▶ _Source records_:

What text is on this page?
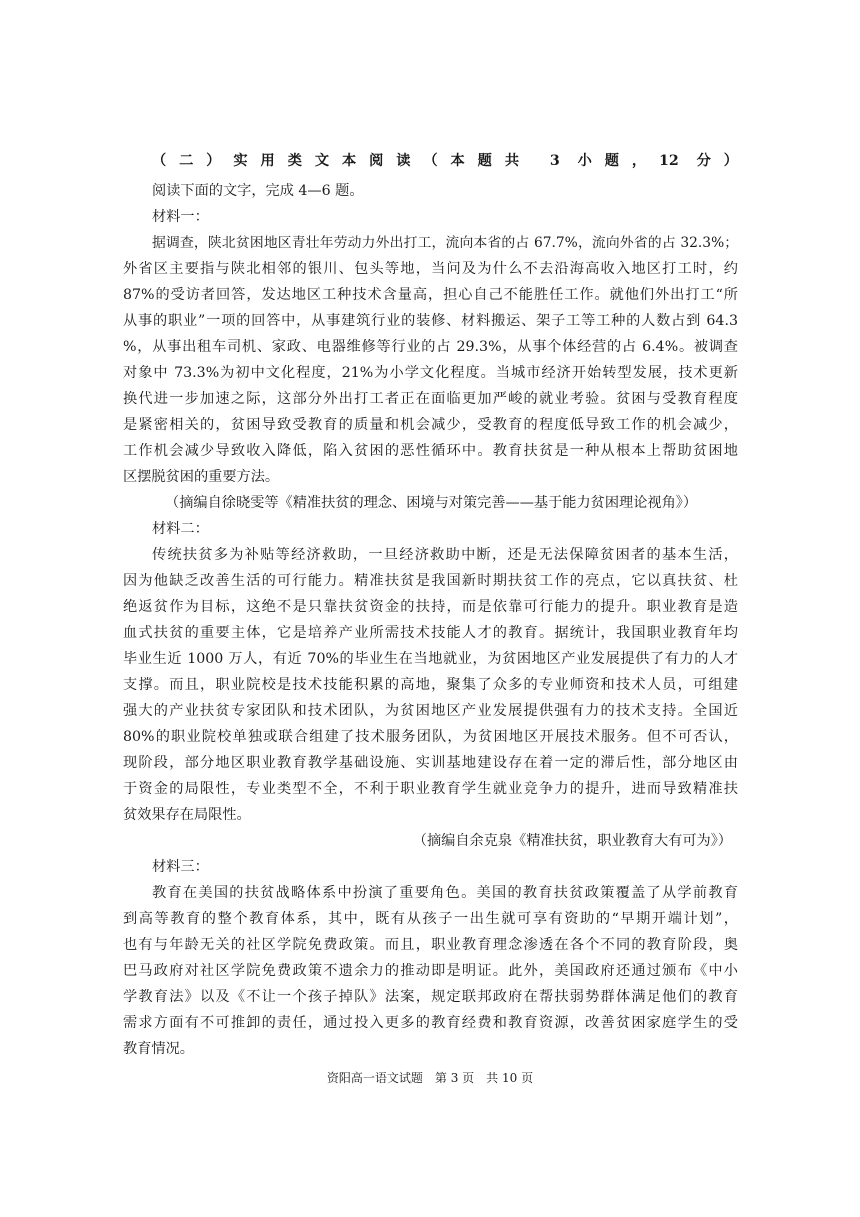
（二）实用类文本阅读（本题共 3 小题，12 分）
阅读下面的文字，完成 4—6 题。
材料一：
据调查，陕北贫困地区青壮年劳动力外出打工，流向本省的占 67.7%，流向外省的占 32.3%；
外省区主要指与陕北相邻的银川、包头等地，当问及为什么不去沿海高收入地区打工时，约
87%的受访者回答，发达地区工种技术含量高，担心自己不能胜任工作。就他们外出打工“所
从事的职业”一项的回答中，从事建筑行业的装修、材料搬运、架子工等工种的人数占到 64.3
%，从事出租车司机、家政、电器维修等行业的占 29.3%，从事个体经营的占 6.4%。被调查
对象中 73.3%为初中文化程度，21%为小学文化程度。当城市经济开始转型发展，技术更新
换代进一步加速之际，这部分外出打工者正在面临更加严峻的就业考验。贫困与受教育程度
是紧密相关的，贫困导致受教育的质量和机会减少，受教育的程度低导致工作的机会减少，
工作机会减少导致收入降低，陷入贫困的恶性循环中。教育扶贫是一种从根本上帮助贫困地
区摆脱贫困的重要方法。
（摘编自徐晓雯等《精准扶贫的理念、困境与对策完善——基于能力贫困理论视角》）
材料二：
传统扶贫多为补贴等经济救助，一旦经济救助中断，还是无法保障贫困者的基本生活，
因为他缺乏改善生活的可行能力。精准扶贫是我国新时期扶贫工作的亮点，它以真扶贫、杜
绝返贫作为目标，这绝不是只靠扶贫资金的扶持，而是依靠可行能力的提升。职业教育是造
血式扶贫的重要主体，它是培养产业所需技术技能人才的教育。据统计，我国职业教育年均
毕业生近 1000 万人，有近 70%的毕业生在当地就业，为贫困地区产业发展提供了有力的人才
支撑。而且，职业院校是技术技能积累的高地，聚集了众多的专业师资和技术人员，可组建
强大的产业扶贫专家团队和技术团队，为贫困地区产业发展提供强有力的技术支持。全国近
80%的职业院校单独或联合组建了技术服务团队，为贫困地区开展技术服务。但不可否认，
现阶段，部分地区职业教育教学基础设施、实训基地建设存在着一定的滞后性，部分地区由
于资金的局限性，专业类型不全，不利于职业教育学生就业竞争力的提升，进而导致精准扶
贫效果存在局限性。
（摘编自余克泉《精准扶贫，职业教育大有可为》）
材料三：
教育在美国的扶贫战略体系中扮演了重要角色。美国的教育扶贫政策覆盖了从学前教育
到高等教育的整个教育体系，其中，既有从孩子一出生就可享有资助的“早期开端计划”，
也有与年龄无关的社区学院免费政策。而且，职业教育理念渗透在各个不同的教育阶段，奥
巴马政府对社区学院免费政策不遗余力的推动即是明证。此外，美国政府还通过颁布《中小
学教育法》以及《不让一个孩子掉队》法案，规定联邦政府在帮扶弱势群体满足他们的教育
需求方面有不可推卸的责任，通过投入更多的教育经费和教育资源，改善贫困家庭学生的受
教育情况。
资阳高一语文试题　第 3 页　共 10 页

▶ _Task requirements_: Pictures are not part of the copy; output everything else in the records exactly.

▶ _Exercise output_:
What text is on this page?
（二）实用类文本阅读（本题共 3 小题，12 分）
阅读下面的文字，完成 4—6 题。
材料一：
据调查，陕北贫困地区青壮年劳动力外出打工，流向本省的占 67.7%，流向外省的占 32.3%；
外省区主要指与陕北相邻的银川、包头等地，当问及为什么不去沿海高收入地区打工时，约
87%的受访者回答，发达地区工种技术含量高，担心自己不能胜任工作。就他们外出打工“所
从事的职业”一项的回答中，从事建筑行业的装修、材料搬运、架子工等工种的人数占到 64.3
%，从事出租车司机、家政、电器维修等行业的占 29.3%，从事个体经营的占 6.4%。被调查
对象中 73.3%为初中文化程度，21%为小学文化程度。当城市经济开始转型发展，技术更新
换代进一步加速之际，这部分外出打工者正在面临更加严峻的就业考验。贫困与受教育程度
是紧密相关的，贫困导致受教育的质量和机会减少，受教育的程度低导致工作的机会减少，
工作机会减少导致收入降低，陷入贫困的恶性循环中。教育扶贫是一种从根本上帮助贫困地
区摆脱贫困的重要方法。
（摘编自徐晓雯等《精准扶贫的理念、困境与对策完善——基于能力贫困理论视角》）
材料二：
传统扶贫多为补贴等经济救助，一旦经济救助中断，还是无法保障贫困者的基本生活，
因为他缺乏改善生活的可行能力。精准扶贫是我国新时期扶贫工作的亮点，它以真扶贫、杜
绝返贫作为目标，这绝不是只靠扶贫资金的扶持，而是依靠可行能力的提升。职业教育是造
血式扶贫的重要主体，它是培养产业所需技术技能人才的教育。据统计，我国职业教育年均
毕业生近 1000 万人，有近 70%的毕业生在当地就业，为贫困地区产业发展提供了有力的人才
支撑。而且，职业院校是技术技能积累的高地，聚集了众多的专业师资和技术人员，可组建
强大的产业扶贫专家团队和技术团队，为贫困地区产业发展提供强有力的技术支持。全国近
80%的职业院校单独或联合组建了技术服务团队，为贫困地区开展技术服务。但不可否认，
现阶段，部分地区职业教育教学基础设施、实训基地建设存在着一定的滞后性，部分地区由
于资金的局限性，专业类型不全，不利于职业教育学生就业竞争力的提升，进而导致精准扶
贫效果存在局限性。
（摘编自余克泉《精准扶贫，职业教育大有可为》）
材料三：
教育在美国的扶贫战略体系中扮演了重要角色。美国的教育扶贫政策覆盖了从学前教育
到高等教育的整个教育体系，其中，既有从孩子一出生就可享有资助的“早期开端计划”，
也有与年龄无关的社区学院免费政策。而且，职业教育理念渗透在各个不同的教育阶段，奥
巴马政府对社区学院免费政策不遗余力的推动即是明证。此外，美国政府还通过颁布《中小
学教育法》以及《不让一个孩子掉队》法案，规定联邦政府在帮扶弱势群体满足他们的教育
需求方面有不可推卸的责任，通过投入更多的教育经费和教育资源，改善贫困家庭学生的受
教育情况。
资阳高一语文试题　第 3 页　共 10 页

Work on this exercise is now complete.